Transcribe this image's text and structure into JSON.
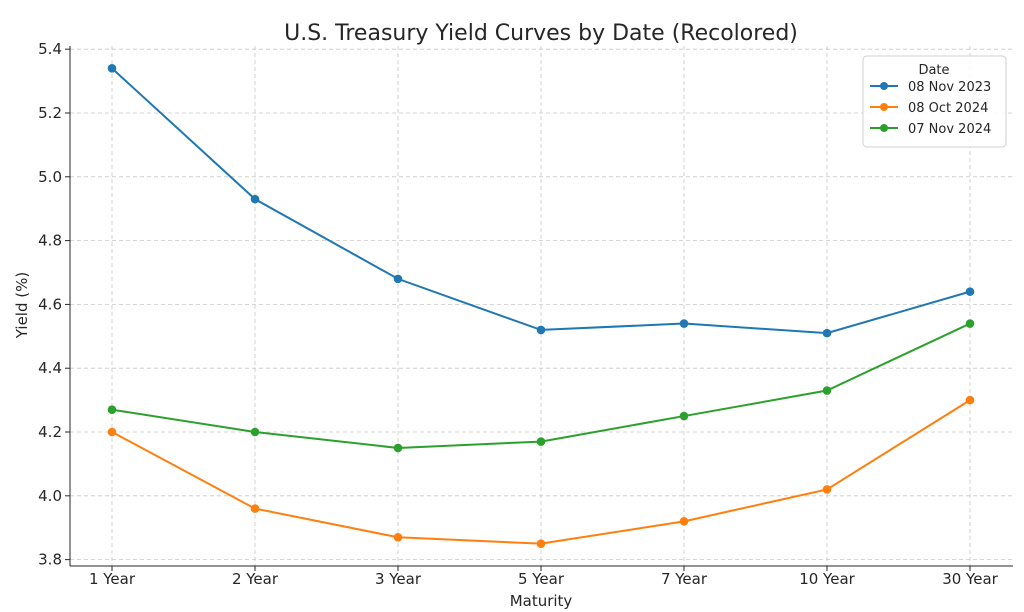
{
  "chart_data": {
    "type": "line",
    "title": "U.S. Treasury Yield Curves by Date (Recolored)",
    "xlabel": "Maturity",
    "ylabel": "Yield (%)",
    "categories": [
      "1 Year",
      "2 Year",
      "3 Year",
      "5 Year",
      "7 Year",
      "10 Year",
      "30 Year"
    ],
    "ylim": [
      3.78,
      5.41
    ],
    "yticks": [
      3.8,
      4.0,
      4.2,
      4.4,
      4.6,
      4.8,
      5.0,
      5.2,
      5.4
    ],
    "ytick_labels": [
      "3.8",
      "4.0",
      "4.2",
      "4.4",
      "4.6",
      "4.8",
      "5.0",
      "5.2",
      "5.4"
    ],
    "grid": true,
    "legend": {
      "title": "Date",
      "placement": "top-right"
    },
    "series": [
      {
        "name": "08 Nov 2023",
        "color": "#1f77b4",
        "values": [
          5.34,
          4.93,
          4.68,
          4.52,
          4.54,
          4.51,
          4.64
        ]
      },
      {
        "name": "08 Oct 2024",
        "color": "#ff7f0e",
        "values": [
          4.2,
          3.96,
          3.87,
          3.85,
          3.92,
          4.02,
          4.3
        ]
      },
      {
        "name": "07 Nov 2024",
        "color": "#2ca02c",
        "values": [
          4.27,
          4.2,
          4.15,
          4.17,
          4.25,
          4.33,
          4.54
        ]
      }
    ]
  }
}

------------------------------------------------------------------------

* What is required
Nothing in the entries above should change when they are printed again, except that the pictures are dropped.

* Output for this exercise
Transcribe this image's text and structure into JSON.
{
  "chart_data": {
    "type": "line",
    "title": "U.S. Treasury Yield Curves by Date (Recolored)",
    "xlabel": "Maturity",
    "ylabel": "Yield (%)",
    "categories": [
      "1 Year",
      "2 Year",
      "3 Year",
      "5 Year",
      "7 Year",
      "10 Year",
      "30 Year"
    ],
    "ylim": [
      3.78,
      5.41
    ],
    "yticks": [
      3.8,
      4.0,
      4.2,
      4.4,
      4.6,
      4.8,
      5.0,
      5.2,
      5.4
    ],
    "ytick_labels": [
      "3.8",
      "4.0",
      "4.2",
      "4.4",
      "4.6",
      "4.8",
      "5.0",
      "5.2",
      "5.4"
    ],
    "grid": true,
    "legend": {
      "title": "Date",
      "placement": "top-right"
    },
    "series": [
      {
        "name": "08 Nov 2023",
        "color": "#1f77b4",
        "values": [
          5.34,
          4.93,
          4.68,
          4.52,
          4.54,
          4.51,
          4.64
        ]
      },
      {
        "name": "08 Oct 2024",
        "color": "#ff7f0e",
        "values": [
          4.2,
          3.96,
          3.87,
          3.85,
          3.92,
          4.02,
          4.3
        ]
      },
      {
        "name": "07 Nov 2024",
        "color": "#2ca02c",
        "values": [
          4.27,
          4.2,
          4.15,
          4.17,
          4.25,
          4.33,
          4.54
        ]
      }
    ]
  }
}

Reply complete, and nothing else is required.